-- START Provided records --

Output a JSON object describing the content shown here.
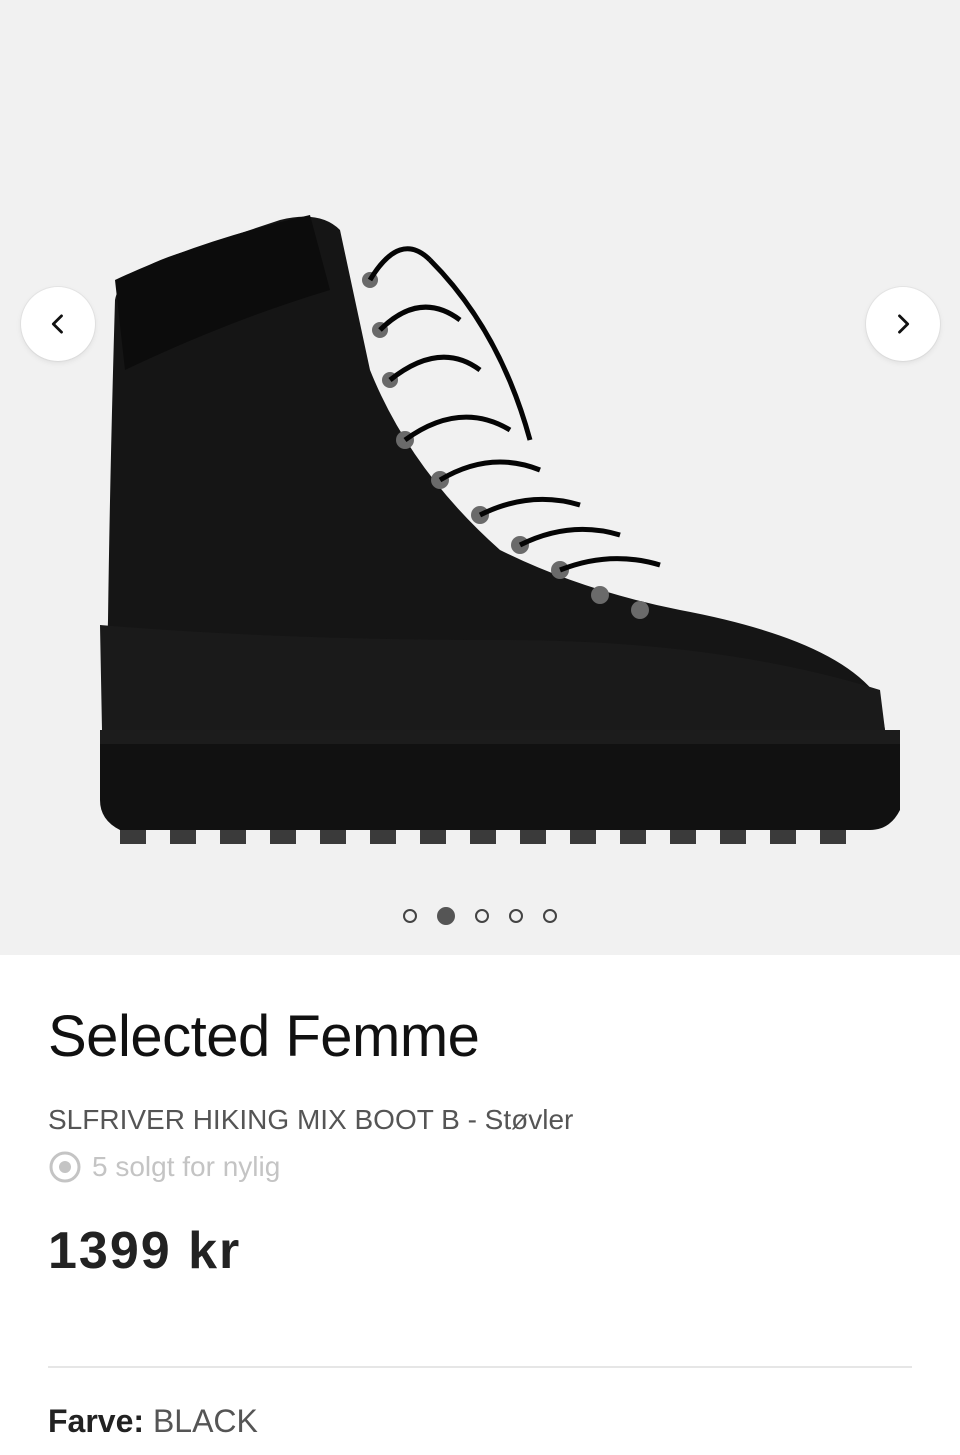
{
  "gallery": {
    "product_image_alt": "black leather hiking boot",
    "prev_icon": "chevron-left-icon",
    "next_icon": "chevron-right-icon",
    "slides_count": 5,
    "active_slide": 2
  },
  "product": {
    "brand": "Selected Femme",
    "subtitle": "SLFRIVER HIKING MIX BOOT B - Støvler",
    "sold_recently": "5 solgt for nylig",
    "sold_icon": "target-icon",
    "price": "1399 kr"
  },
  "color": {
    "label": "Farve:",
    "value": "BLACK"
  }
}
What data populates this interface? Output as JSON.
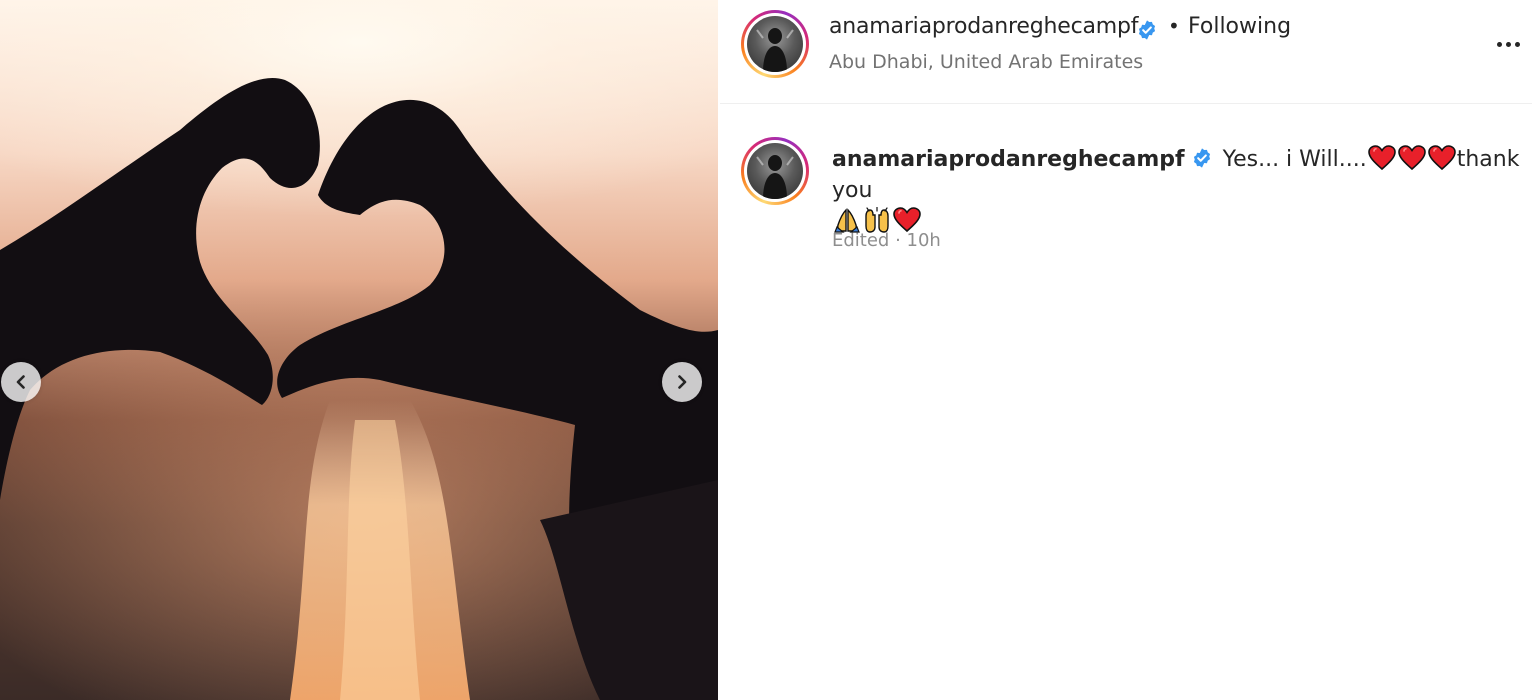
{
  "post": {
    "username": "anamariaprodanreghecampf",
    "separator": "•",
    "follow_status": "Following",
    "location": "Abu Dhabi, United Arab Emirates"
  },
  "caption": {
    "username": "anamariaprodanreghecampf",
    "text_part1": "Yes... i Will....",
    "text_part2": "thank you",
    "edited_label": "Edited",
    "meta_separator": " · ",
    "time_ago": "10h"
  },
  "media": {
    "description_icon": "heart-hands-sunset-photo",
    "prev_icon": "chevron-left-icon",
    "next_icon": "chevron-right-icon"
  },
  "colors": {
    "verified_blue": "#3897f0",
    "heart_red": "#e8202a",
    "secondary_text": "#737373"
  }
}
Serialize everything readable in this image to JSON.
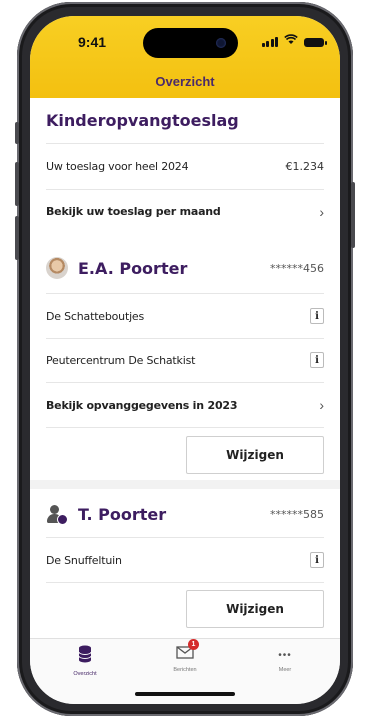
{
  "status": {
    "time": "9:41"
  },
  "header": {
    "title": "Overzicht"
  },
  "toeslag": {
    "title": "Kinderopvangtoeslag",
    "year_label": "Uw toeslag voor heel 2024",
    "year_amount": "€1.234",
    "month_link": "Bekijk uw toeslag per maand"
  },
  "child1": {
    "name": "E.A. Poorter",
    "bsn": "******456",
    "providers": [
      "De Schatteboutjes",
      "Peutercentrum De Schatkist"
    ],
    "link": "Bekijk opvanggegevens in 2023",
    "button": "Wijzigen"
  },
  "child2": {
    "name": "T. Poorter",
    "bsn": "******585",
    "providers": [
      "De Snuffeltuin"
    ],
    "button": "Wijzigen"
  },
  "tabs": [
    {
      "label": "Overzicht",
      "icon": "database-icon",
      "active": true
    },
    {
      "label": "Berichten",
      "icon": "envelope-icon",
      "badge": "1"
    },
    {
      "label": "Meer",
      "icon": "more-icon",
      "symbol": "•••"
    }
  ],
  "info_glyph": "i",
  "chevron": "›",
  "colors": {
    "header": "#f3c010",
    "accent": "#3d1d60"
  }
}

-- END Provided records --

§ **Goal of the exercise**: Leave the pictures out, and transcribe each of the records exactly.

§ **Exercise result**:
Output a JSON object describing the content shown here.
{
  "gallery": {
    "product_image_alt": "black leather hiking boot",
    "prev_icon": "chevron-left-icon",
    "next_icon": "chevron-right-icon",
    "slides_count": 5,
    "active_slide": 2
  },
  "product": {
    "brand": "Selected Femme",
    "subtitle": "SLFRIVER HIKING MIX BOOT B - Støvler",
    "sold_recently": "5 solgt for nylig",
    "sold_icon": "target-icon",
    "price": "1399 kr"
  },
  "color": {
    "label": "Farve:",
    "value": "BLACK"
  }
}
What data populates this interface? Output as JSON.
{
  "post": {
    "username": "anamariaprodanreghecampf",
    "separator": "•",
    "follow_status": "Following",
    "location": "Abu Dhabi, United Arab Emirates"
  },
  "caption": {
    "username": "anamariaprodanreghecampf",
    "text_part1": "Yes... i Will....",
    "text_part2": "thank you",
    "edited_label": "Edited",
    "meta_separator": " · ",
    "time_ago": "10h"
  },
  "media": {
    "description_icon": "heart-hands-sunset-photo",
    "prev_icon": "chevron-left-icon",
    "next_icon": "chevron-right-icon"
  },
  "colors": {
    "verified_blue": "#3897f0",
    "heart_red": "#e8202a",
    "secondary_text": "#737373"
  }
}
Serialize everything readable in this image to JSON.
{
  "status": {
    "time": "9:41"
  },
  "header": {
    "title": "Overzicht"
  },
  "toeslag": {
    "title": "Kinderopvangtoeslag",
    "year_label": "Uw toeslag voor heel 2024",
    "year_amount": "€1.234",
    "month_link": "Bekijk uw toeslag per maand"
  },
  "child1": {
    "name": "E.A. Poorter",
    "bsn": "******456",
    "providers": [
      "De Schatteboutjes",
      "Peutercentrum De Schatkist"
    ],
    "link": "Bekijk opvanggegevens in 2023",
    "button": "Wijzigen"
  },
  "child2": {
    "name": "T. Poorter",
    "bsn": "******585",
    "providers": [
      "De Snuffeltuin"
    ],
    "button": "Wijzigen"
  },
  "tabs": [
    {
      "label": "Overzicht",
      "icon": "database-icon",
      "active": true
    },
    {
      "label": "Berichten",
      "icon": "envelope-icon",
      "badge": "1"
    },
    {
      "label": "Meer",
      "icon": "more-icon",
      "symbol": "•••"
    }
  ],
  "info_glyph": "i",
  "chevron": "›",
  "colors": {
    "header": "#f3c010",
    "accent": "#3d1d60"
  }
}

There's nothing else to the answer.